§ Stated problem:
Copy each of the following records verbatim, reproducing every line without alteration.

§ Recorded data:
------
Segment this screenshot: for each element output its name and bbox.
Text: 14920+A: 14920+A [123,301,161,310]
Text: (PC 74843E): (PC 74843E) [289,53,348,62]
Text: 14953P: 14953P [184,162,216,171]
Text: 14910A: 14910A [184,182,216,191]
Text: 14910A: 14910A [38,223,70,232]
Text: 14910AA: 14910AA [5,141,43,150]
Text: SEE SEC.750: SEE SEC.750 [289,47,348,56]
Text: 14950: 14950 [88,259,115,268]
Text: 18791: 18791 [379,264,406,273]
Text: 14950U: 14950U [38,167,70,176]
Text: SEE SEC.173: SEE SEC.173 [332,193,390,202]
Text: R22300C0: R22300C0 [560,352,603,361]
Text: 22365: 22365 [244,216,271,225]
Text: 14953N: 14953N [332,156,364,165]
------
§ Solution for this exercise:
Segment this screenshot: for each element output its name and bbox.
Text: 14920+A: 14920+A [123,301,161,310]
Text: (PC 74843E): (PC 74843E) [289,53,348,62]
Text: 14953P: 14953P [184,162,216,171]
Text: 14910A: 14910A [184,182,216,191]
Text: 14910A: 14910A [38,223,70,232]
Text: 14910AA: 14910AA [5,141,43,150]
Text: SEE SEC.750: SEE SEC.750 [289,47,348,56]
Text: 14950: 14950 [88,259,115,268]
Text: 18791: 18791 [379,264,406,273]
Text: 14950U: 14950U [38,167,70,176]
Text: SEE SEC.173: SEE SEC.173 [332,193,390,202]
Text: R22300C0: R22300C0 [560,352,603,361]
Text: 22365: 22365 [244,216,271,225]
Text: 14953N: 14953N [332,156,364,165]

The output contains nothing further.